(Recorded data)
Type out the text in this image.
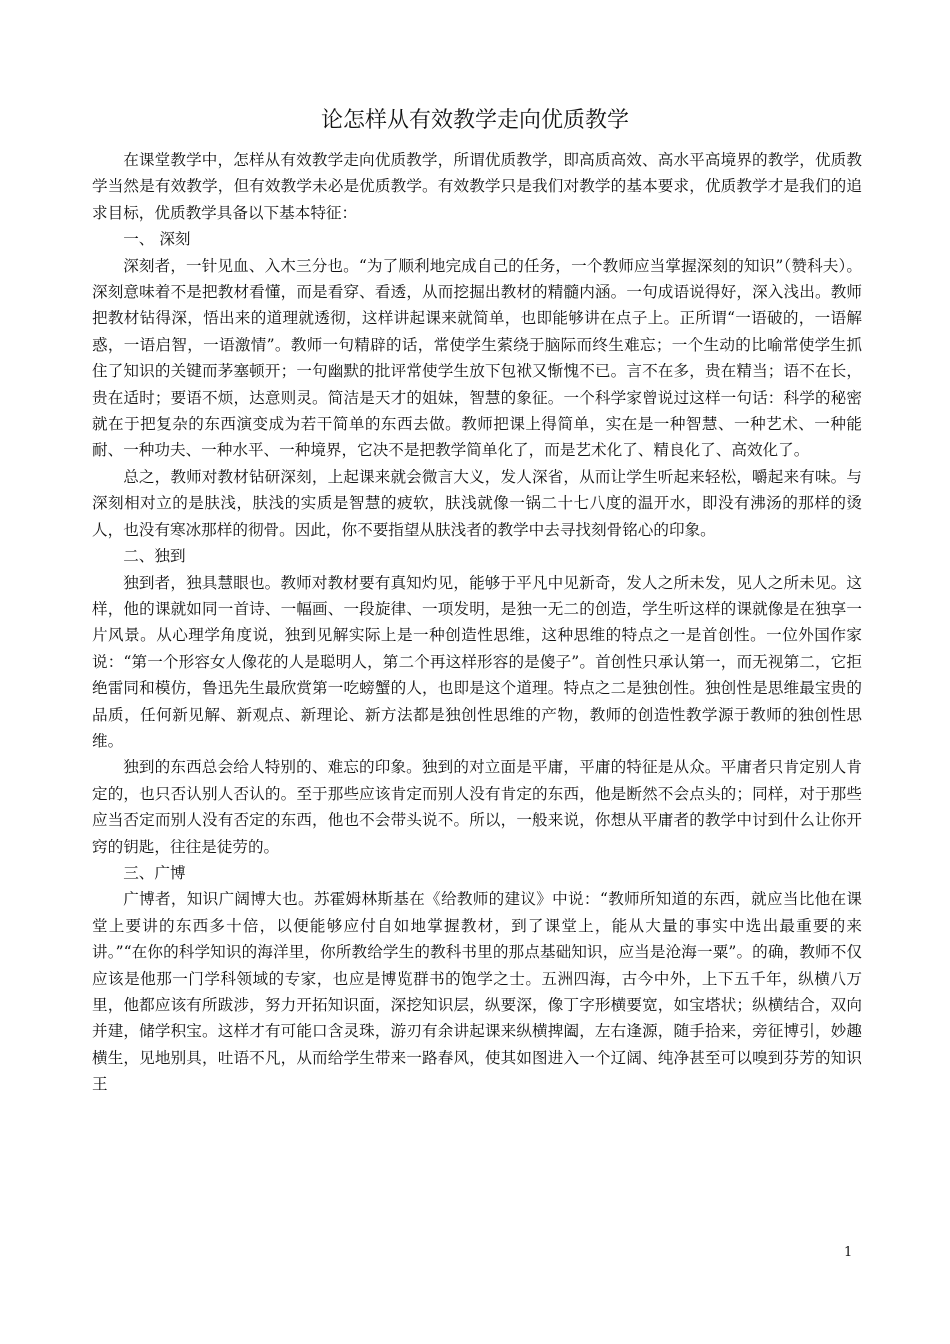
论怎样从有效教学走向优质教学

在课堂教学中，怎样从有效教学走向优质教学，所谓优质教学，即高质高效、高水平高境界的教学，优质教学当然是有效教学，但有效教学未必是优质教学。有效教学只是我们对教学的基本要求，优质教学才是我们的追求目标，优质教学具备以下基本特征：

一、 深刻

深刻者，一针见血、入木三分也。“为了顺利地完成自己的任务，一个教师应当掌握深刻的知识”（赞科夫）。深刻意味着不是把教材看懂，而是看穿、看透，从而挖掘出教材的精髓内涵。一句成语说得好，深入浅出。教师把教材钻得深，悟出来的道理就透彻，这样讲起课来就简单，也即能够讲在点子上。正所谓“一语破的，一语解惑，一语启智，一语激情”。教师一句精辟的话，常使学生萦绕于脑际而终生难忘；一个生动的比喻常使学生抓住了知识的关键而茅塞顿开；一句幽默的批评常使学生放下包袱又惭愧不已。言不在多，贵在精当；语不在长，贵在适时；要语不烦，达意则灵。简洁是天才的姐妹，智慧的象征。一个科学家曾说过这样一句话：科学的秘密就在于把复杂的东西演变成为若干简单的东西去做。教师把课上得简单，实在是一种智慧、一种艺术、一种能耐、一种功夫、一种水平、一种境界，它决不是把教学简单化了，而是艺术化了、精良化了、高效化了。

总之，教师对教材钻研深刻，上起课来就会微言大义，发人深省，从而让学生听起来轻松，嚼起来有味。与深刻相对立的是肤浅，肤浅的实质是智慧的疲软，肤浅就像一锅二十七八度的温开水，即没有沸汤的那样的烫人，也没有寒冰那样的彻骨。因此，你不要指望从肤浅者的教学中去寻找刻骨铭心的印象。

二、独到

独到者，独具慧眼也。教师对教材要有真知灼见，能够于平凡中见新奇，发人之所未发，见人之所未见。这样，他的课就如同一首诗、一幅画、一段旋律、一项发明，是独一无二的创造，学生听这样的课就像是在独享一片风景。从心理学角度说，独到见解实际上是一种创造性思维，这种思维的特点之一是首创性。一位外国作家说：“第一个形容女人像花的人是聪明人，第二个再这样形容的是傻子”。首创性只承认第一，而无视第二，它拒绝雷同和模仿，鲁迅先生最欣赏第一吃螃蟹的人，也即是这个道理。特点之二是独创性。独创性是思维最宝贵的品质，任何新见解、新观点、新理论、新方法都是独创性思维的产物，教师的创造性教学源于教师的独创性思维。

独到的东西总会给人特别的、难忘的印象。独到的对立面是平庸，平庸的特征是从众。平庸者只肯定别人肯定的，也只否认别人否认的。至于那些应该肯定而别人没有肯定的东西，他是断然不会点头的；同样，对于那些应当否定而别人没有否定的东西，他也不会带头说不。所以，一般来说，你想从平庸者的教学中讨到什么让你开窍的钥匙，往往是徒劳的。

三、广博

广博者，知识广阔博大也。苏霍姆林斯基在《给教师的建议》中说：“教师所知道的东西，就应当比他在课堂上要讲的东西多十倍，以便能够应付自如地掌握教材，到了课堂上，能从大量的事实中选出最重要的来讲。”“在你的科学知识的海洋里，你所教给学生的教科书里的那点基础知识，应当是沧海一粟”。的确，教师不仅应该是他那一门学科领域的专家，也应是博览群书的饱学之士。五洲四海，古今中外，上下五千年，纵横八万里，他都应该有所跋涉，努力开拓知识面，深挖知识层，纵要深，像丁字形横要宽，如宝塔状；纵横结合，双向并建，储学积宝。这样才有可能口含灵珠，游刃有余讲起课来纵横捭阖，左右逢源，随手拾来，旁征博引，妙趣横生，见地别具，吐语不凡，从而给学生带来一路春风，使其如图进入一个辽阔、纯净甚至可以嗅到芬芳的知识王

1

The exercise: Make a verbatim copy of all the entries and strip out the pictures.

Reply to the exercise:
Type out the text in this image.
论怎样从有效教学走向优质教学

在课堂教学中，怎样从有效教学走向优质教学，所谓优质教学，即高质高效、高水平高境界的教学，优质教学当然是有效教学，但有效教学未必是优质教学。有效教学只是我们对教学的基本要求，优质教学才是我们的追求目标，优质教学具备以下基本特征：

一、 深刻

深刻者，一针见血、入木三分也。“为了顺利地完成自己的任务，一个教师应当掌握深刻的知识”（赞科夫）。深刻意味着不是把教材看懂，而是看穿、看透，从而挖掘出教材的精髓内涵。一句成语说得好，深入浅出。教师把教材钻得深，悟出来的道理就透彻，这样讲起课来就简单，也即能够讲在点子上。正所谓“一语破的，一语解惑，一语启智，一语激情”。教师一句精辟的话，常使学生萦绕于脑际而终生难忘；一个生动的比喻常使学生抓住了知识的关键而茅塞顿开；一句幽默的批评常使学生放下包袱又惭愧不已。言不在多，贵在精当；语不在长，贵在适时；要语不烦，达意则灵。简洁是天才的姐妹，智慧的象征。一个科学家曾说过这样一句话：科学的秘密就在于把复杂的东西演变成为若干简单的东西去做。教师把课上得简单，实在是一种智慧、一种艺术、一种能耐、一种功夫、一种水平、一种境界，它决不是把教学简单化了，而是艺术化了、精良化了、高效化了。

总之，教师对教材钻研深刻，上起课来就会微言大义，发人深省，从而让学生听起来轻松，嚼起来有味。与深刻相对立的是肤浅，肤浅的实质是智慧的疲软，肤浅就像一锅二十七八度的温开水，即没有沸汤的那样的烫人，也没有寒冰那样的彻骨。因此，你不要指望从肤浅者的教学中去寻找刻骨铭心的印象。

二、独到

独到者，独具慧眼也。教师对教材要有真知灼见，能够于平凡中见新奇，发人之所未发，见人之所未见。这样，他的课就如同一首诗、一幅画、一段旋律、一项发明，是独一无二的创造，学生听这样的课就像是在独享一片风景。从心理学角度说，独到见解实际上是一种创造性思维，这种思维的特点之一是首创性。一位外国作家说：“第一个形容女人像花的人是聪明人，第二个再这样形容的是傻子”。首创性只承认第一，而无视第二，它拒绝雷同和模仿，鲁迅先生最欣赏第一吃螃蟹的人，也即是这个道理。特点之二是独创性。独创性是思维最宝贵的品质，任何新见解、新观点、新理论、新方法都是独创性思维的产物，教师的创造性教学源于教师的独创性思维。

独到的东西总会给人特别的、难忘的印象。独到的对立面是平庸，平庸的特征是从众。平庸者只肯定别人肯定的，也只否认别人否认的。至于那些应该肯定而别人没有肯定的东西，他是断然不会点头的；同样，对于那些应当否定而别人没有否定的东西，他也不会带头说不。所以，一般来说，你想从平庸者的教学中讨到什么让你开窍的钥匙，往往是徒劳的。

三、广博

广博者，知识广阔博大也。苏霍姆林斯基在《给教师的建议》中说：“教师所知道的东西，就应当比他在课堂上要讲的东西多十倍，以便能够应付自如地掌握教材，到了课堂上，能从大量的事实中选出最重要的来讲。”“在你的科学知识的海洋里，你所教给学生的教科书里的那点基础知识，应当是沧海一粟”。的确，教师不仅应该是他那一门学科领域的专家，也应是博览群书的饱学之士。五洲四海，古今中外，上下五千年，纵横八万里，他都应该有所跋涉，努力开拓知识面，深挖知识层，纵要深，像丁字形横要宽，如宝塔状；纵横结合，双向并建，储学积宝。这样才有可能口含灵珠，游刃有余讲起课来纵横捭阖，左右逢源，随手拾来，旁征博引，妙趣横生，见地别具，吐语不凡，从而给学生带来一路春风，使其如图进入一个辽阔、纯净甚至可以嗅到芬芳的知识王

1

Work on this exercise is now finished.